Aim: Leave out the pictures and copy the remaining records exactly.

The input:
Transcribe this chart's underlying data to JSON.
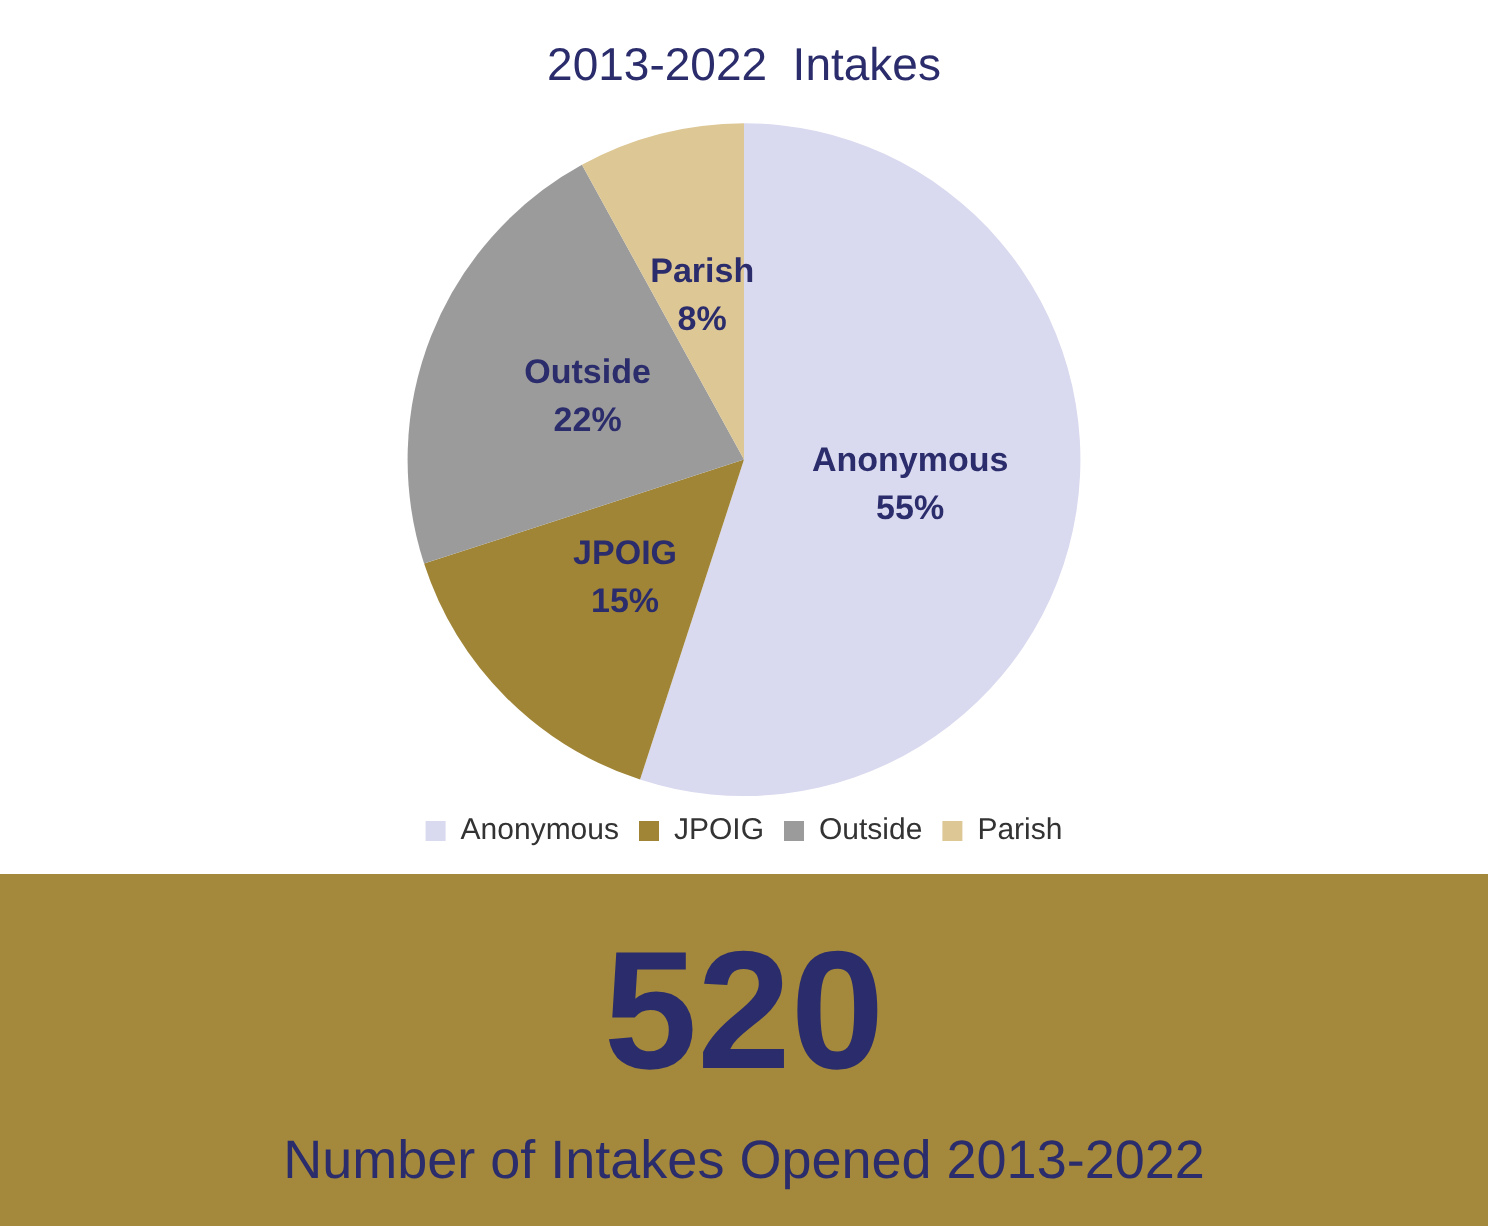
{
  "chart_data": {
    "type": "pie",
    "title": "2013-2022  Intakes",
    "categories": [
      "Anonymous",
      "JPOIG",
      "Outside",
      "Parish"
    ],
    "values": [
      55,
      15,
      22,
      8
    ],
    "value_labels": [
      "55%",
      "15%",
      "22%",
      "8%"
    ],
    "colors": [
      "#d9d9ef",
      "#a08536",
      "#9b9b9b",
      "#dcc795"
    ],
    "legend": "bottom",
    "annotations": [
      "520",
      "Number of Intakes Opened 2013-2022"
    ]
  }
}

Finished answer:
Transcribe this chart's underlying data to JSON.
{
  "chart_data": {
    "type": "pie",
    "title": "2013-2022  Intakes",
    "categories": [
      "Anonymous",
      "JPOIG",
      "Outside",
      "Parish"
    ],
    "values": [
      55,
      15,
      22,
      8
    ],
    "value_labels": [
      "55%",
      "15%",
      "22%",
      "8%"
    ],
    "colors": [
      "#d9d9ef",
      "#a08536",
      "#9b9b9b",
      "#dcc795"
    ],
    "legend": "bottom",
    "annotations": [
      "520",
      "Number of Intakes Opened 2013-2022"
    ]
  }
}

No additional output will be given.